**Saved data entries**
------------------------------------------------------------
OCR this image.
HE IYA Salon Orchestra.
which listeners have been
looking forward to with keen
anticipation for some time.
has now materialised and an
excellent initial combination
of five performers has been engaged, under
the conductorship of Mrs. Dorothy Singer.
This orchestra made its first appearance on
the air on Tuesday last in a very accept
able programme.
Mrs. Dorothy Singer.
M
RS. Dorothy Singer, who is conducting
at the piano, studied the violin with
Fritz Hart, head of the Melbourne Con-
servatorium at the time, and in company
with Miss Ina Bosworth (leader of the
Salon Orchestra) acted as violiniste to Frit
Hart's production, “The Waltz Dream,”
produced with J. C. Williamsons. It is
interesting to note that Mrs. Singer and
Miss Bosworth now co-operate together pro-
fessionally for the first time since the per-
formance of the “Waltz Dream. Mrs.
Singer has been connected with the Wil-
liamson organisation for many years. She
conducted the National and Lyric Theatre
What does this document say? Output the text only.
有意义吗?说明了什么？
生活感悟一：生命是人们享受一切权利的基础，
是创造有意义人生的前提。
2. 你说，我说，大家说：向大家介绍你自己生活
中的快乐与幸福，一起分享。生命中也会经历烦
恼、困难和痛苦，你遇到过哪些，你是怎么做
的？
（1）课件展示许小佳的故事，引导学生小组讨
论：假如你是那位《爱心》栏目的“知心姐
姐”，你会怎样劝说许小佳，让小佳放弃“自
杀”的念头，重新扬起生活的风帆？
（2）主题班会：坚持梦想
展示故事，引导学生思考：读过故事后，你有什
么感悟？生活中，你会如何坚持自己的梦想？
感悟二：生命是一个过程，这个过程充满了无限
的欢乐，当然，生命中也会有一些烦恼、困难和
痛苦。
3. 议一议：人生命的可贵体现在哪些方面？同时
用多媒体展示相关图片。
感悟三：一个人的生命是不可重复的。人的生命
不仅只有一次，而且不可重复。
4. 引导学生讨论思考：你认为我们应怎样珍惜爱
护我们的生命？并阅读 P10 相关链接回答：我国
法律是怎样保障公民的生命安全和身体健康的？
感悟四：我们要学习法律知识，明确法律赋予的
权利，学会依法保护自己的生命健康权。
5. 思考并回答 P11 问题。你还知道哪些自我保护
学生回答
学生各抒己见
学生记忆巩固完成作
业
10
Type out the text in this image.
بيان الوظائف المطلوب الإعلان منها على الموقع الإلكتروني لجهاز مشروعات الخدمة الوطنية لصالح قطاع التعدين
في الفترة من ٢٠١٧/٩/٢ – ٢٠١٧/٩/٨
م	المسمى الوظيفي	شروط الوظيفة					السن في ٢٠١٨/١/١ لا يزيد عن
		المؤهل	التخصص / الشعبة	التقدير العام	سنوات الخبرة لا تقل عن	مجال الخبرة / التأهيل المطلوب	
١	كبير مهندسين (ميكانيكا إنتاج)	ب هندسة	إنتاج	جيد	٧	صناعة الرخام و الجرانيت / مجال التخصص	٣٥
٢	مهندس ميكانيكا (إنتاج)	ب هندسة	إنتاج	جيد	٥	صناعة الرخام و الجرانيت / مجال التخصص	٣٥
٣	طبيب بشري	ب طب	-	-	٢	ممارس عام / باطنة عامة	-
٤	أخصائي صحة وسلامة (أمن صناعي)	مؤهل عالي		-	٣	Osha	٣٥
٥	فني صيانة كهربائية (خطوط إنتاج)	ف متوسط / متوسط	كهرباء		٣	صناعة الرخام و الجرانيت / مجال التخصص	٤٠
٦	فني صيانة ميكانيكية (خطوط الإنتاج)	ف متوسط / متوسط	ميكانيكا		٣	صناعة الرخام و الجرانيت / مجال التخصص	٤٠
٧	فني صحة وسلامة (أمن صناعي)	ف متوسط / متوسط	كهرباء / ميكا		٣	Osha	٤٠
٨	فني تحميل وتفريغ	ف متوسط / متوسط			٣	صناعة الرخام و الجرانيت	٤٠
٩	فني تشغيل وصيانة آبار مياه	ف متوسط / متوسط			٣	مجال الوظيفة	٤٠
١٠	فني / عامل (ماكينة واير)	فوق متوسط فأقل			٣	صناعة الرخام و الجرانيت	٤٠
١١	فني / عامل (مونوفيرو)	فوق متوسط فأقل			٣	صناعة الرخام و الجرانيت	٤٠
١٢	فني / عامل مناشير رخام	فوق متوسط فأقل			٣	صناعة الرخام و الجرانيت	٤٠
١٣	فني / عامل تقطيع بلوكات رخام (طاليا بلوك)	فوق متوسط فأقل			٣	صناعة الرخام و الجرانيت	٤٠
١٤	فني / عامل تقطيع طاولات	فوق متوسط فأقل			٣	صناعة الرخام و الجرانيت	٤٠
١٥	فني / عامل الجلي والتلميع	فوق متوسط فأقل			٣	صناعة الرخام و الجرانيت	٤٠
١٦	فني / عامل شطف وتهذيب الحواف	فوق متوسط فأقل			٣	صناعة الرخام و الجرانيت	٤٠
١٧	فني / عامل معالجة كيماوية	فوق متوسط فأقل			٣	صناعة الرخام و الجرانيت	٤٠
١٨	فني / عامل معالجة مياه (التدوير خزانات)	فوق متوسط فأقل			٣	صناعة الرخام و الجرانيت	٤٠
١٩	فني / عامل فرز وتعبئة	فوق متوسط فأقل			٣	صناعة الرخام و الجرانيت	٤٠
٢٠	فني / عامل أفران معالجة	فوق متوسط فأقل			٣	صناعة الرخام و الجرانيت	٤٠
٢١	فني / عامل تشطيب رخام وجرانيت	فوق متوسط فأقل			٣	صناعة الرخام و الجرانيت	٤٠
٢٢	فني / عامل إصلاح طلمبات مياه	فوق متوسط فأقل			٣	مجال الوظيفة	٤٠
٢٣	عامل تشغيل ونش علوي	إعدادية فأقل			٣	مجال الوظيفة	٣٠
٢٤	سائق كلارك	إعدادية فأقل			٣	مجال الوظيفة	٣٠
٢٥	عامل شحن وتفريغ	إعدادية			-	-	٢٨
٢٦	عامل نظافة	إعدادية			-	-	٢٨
------------------------------------------------------------
**EXERCISE BRIEF**
Reproduce each line verbatim.

**THE OUTPUT**
OCR this image.
HE IYA Salon Orchestra.
which listeners have been
looking forward to with keen
anticipation for some time.
has now materialised and an
excellent initial combination
of five performers has been engaged, under
the conductorship of Mrs. Dorothy Singer.
This orchestra made its first appearance on
the air on Tuesday last in a very accept
able programme.
Mrs. Dorothy Singer.
M
RS. Dorothy Singer, who is conducting
at the piano, studied the violin with
Fritz Hart, head of the Melbourne Con-
servatorium at the time, and in company
with Miss Ina Bosworth (leader of the
Salon Orchestra) acted as violiniste to Frit
Hart's production, “The Waltz Dream,”
produced with J. C. Williamsons. It is
interesting to note that Mrs. Singer and
Miss Bosworth now co-operate together pro-
fessionally for the first time since the per-
formance of the “Waltz Dream. Mrs.
Singer has been connected with the Wil-
liamson organisation for many years. She
conducted the National and Lyric Theatre
What does this document say? Output the text only.
有意义吗?说明了什么？
生活感悟一：生命是人们享受一切权利的基础，
是创造有意义人生的前提。
2. 你说，我说，大家说：向大家介绍你自己生活
中的快乐与幸福，一起分享。生命中也会经历烦
恼、困难和痛苦，你遇到过哪些，你是怎么做
的？
（1）课件展示许小佳的故事，引导学生小组讨
论：假如你是那位《爱心》栏目的“知心姐
姐”，你会怎样劝说许小佳，让小佳放弃“自
杀”的念头，重新扬起生活的风帆？
（2）主题班会：坚持梦想
展示故事，引导学生思考：读过故事后，你有什
么感悟？生活中，你会如何坚持自己的梦想？
感悟二：生命是一个过程，这个过程充满了无限
的欢乐，当然，生命中也会有一些烦恼、困难和
痛苦。
3. 议一议：人生命的可贵体现在哪些方面？同时
用多媒体展示相关图片。
感悟三：一个人的生命是不可重复的。人的生命
不仅只有一次，而且不可重复。
4. 引导学生讨论思考：你认为我们应怎样珍惜爱
护我们的生命？并阅读 P10 相关链接回答：我国
法律是怎样保障公民的生命安全和身体健康的？
感悟四：我们要学习法律知识，明确法律赋予的
权利，学会依法保护自己的生命健康权。
5. 思考并回答 P11 问题。你还知道哪些自我保护
学生回答
学生各抒己见
学生记忆巩固完成作
业
10
Type out the text in this image.
بيان الوظائف المطلوب الإعلان منها على الموقع الإلكتروني لجهاز مشروعات الخدمة الوطنية لصالح قطاع التعدين
في الفترة من ٢٠١٧/٩/٢ – ٢٠١٧/٩/٨
م	المسمى الوظيفي	شروط الوظيفة					السن في ٢٠١٨/١/١ لا يزيد عن
		المؤهل	التخصص / الشعبة	التقدير العام	سنوات الخبرة لا تقل عن	مجال الخبرة / التأهيل المطلوب	
١	كبير مهندسين (ميكانيكا إنتاج)	ب هندسة	إنتاج	جيد	٧	صناعة الرخام و الجرانيت / مجال التخصص	٣٥
٢	مهندس ميكانيكا (إنتاج)	ب هندسة	إنتاج	جيد	٥	صناعة الرخام و الجرانيت / مجال التخصص	٣٥
٣	طبيب بشري	ب طب	-	-	٢	ممارس عام / باطنة عامة	-
٤	أخصائي صحة وسلامة (أمن صناعي)	مؤهل عالي		-	٣	Osha	٣٥
٥	فني صيانة كهربائية (خطوط إنتاج)	ف متوسط / متوسط	كهرباء		٣	صناعة الرخام و الجرانيت / مجال التخصص	٤٠
٦	فني صيانة ميكانيكية (خطوط الإنتاج)	ف متوسط / متوسط	ميكانيكا		٣	صناعة الرخام و الجرانيت / مجال التخصص	٤٠
٧	فني صحة وسلامة (أمن صناعي)	ف متوسط / متوسط	كهرباء / ميكا		٣	Osha	٤٠
٨	فني تحميل وتفريغ	ف متوسط / متوسط			٣	صناعة الرخام و الجرانيت	٤٠
٩	فني تشغيل وصيانة آبار مياه	ف متوسط / متوسط			٣	مجال الوظيفة	٤٠
١٠	فني / عامل (ماكينة واير)	فوق متوسط فأقل			٣	صناعة الرخام و الجرانيت	٤٠
١١	فني / عامل (مونوفيرو)	فوق متوسط فأقل			٣	صناعة الرخام و الجرانيت	٤٠
١٢	فني / عامل مناشير رخام	فوق متوسط فأقل			٣	صناعة الرخام و الجرانيت	٤٠
١٣	فني / عامل تقطيع بلوكات رخام (طاليا بلوك)	فوق متوسط فأقل			٣	صناعة الرخام و الجرانيت	٤٠
١٤	فني / عامل تقطيع طاولات	فوق متوسط فأقل			٣	صناعة الرخام و الجرانيت	٤٠
١٥	فني / عامل الجلي والتلميع	فوق متوسط فأقل			٣	صناعة الرخام و الجرانيت	٤٠
١٦	فني / عامل شطف وتهذيب الحواف	فوق متوسط فأقل			٣	صناعة الرخام و الجرانيت	٤٠
١٧	فني / عامل معالجة كيماوية	فوق متوسط فأقل			٣	صناعة الرخام و الجرانيت	٤٠
١٨	فني / عامل معالجة مياه (التدوير خزانات)	فوق متوسط فأقل			٣	صناعة الرخام و الجرانيت	٤٠
١٩	فني / عامل فرز وتعبئة	فوق متوسط فأقل			٣	صناعة الرخام و الجرانيت	٤٠
٢٠	فني / عامل أفران معالجة	فوق متوسط فأقل			٣	صناعة الرخام و الجرانيت	٤٠
٢١	فني / عامل تشطيب رخام وجرانيت	فوق متوسط فأقل			٣	صناعة الرخام و الجرانيت	٤٠
٢٢	فني / عامل إصلاح طلمبات مياه	فوق متوسط فأقل			٣	مجال الوظيفة	٤٠
٢٣	عامل تشغيل ونش علوي	إعدادية فأقل			٣	مجال الوظيفة	٣٠
٢٤	سائق كلارك	إعدادية فأقل			٣	مجال الوظيفة	٣٠
٢٥	عامل شحن وتفريغ	إعدادية			-	-	٢٨
٢٦	عامل نظافة	إعدادية			-	-	٢٨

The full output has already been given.